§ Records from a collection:

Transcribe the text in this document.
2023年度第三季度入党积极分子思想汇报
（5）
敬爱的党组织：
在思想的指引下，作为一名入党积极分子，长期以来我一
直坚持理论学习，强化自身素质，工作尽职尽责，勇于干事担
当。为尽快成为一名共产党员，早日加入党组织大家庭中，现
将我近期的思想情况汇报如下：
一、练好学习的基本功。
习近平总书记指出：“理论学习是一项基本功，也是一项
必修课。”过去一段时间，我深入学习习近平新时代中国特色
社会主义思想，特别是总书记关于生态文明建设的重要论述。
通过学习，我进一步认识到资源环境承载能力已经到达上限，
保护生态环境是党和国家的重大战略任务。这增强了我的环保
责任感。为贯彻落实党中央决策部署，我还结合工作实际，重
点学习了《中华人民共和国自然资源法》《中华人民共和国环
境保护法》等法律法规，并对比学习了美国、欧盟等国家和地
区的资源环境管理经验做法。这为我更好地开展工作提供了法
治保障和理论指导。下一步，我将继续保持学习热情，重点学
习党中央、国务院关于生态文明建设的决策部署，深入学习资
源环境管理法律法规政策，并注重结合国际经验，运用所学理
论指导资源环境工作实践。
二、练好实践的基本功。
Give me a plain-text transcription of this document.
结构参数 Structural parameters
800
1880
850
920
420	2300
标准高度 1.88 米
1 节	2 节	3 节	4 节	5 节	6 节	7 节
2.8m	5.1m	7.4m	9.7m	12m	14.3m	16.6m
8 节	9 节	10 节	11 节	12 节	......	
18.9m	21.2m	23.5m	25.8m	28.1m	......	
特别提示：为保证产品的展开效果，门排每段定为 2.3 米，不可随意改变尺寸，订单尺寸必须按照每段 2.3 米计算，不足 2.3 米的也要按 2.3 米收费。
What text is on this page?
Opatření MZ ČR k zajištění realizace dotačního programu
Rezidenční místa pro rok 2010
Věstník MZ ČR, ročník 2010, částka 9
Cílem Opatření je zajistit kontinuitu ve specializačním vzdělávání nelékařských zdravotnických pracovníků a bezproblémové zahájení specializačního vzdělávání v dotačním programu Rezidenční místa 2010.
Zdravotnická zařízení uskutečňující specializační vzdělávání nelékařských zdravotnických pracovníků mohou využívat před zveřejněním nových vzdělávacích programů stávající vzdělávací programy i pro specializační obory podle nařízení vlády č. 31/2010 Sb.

§ Brief: Pick each line holding the word "Rezidenční" out of the listing.

§ Expected output:
Rezidenční místa pro rok 2010
Cílem Opatření je zajistit kontinuitu ve specializačním vzdělávání nelékařských zdravotnických pracovníků a bezproblémové zahájení specializačního vzdělávání v dotačním programu Rezidenční místa 2010.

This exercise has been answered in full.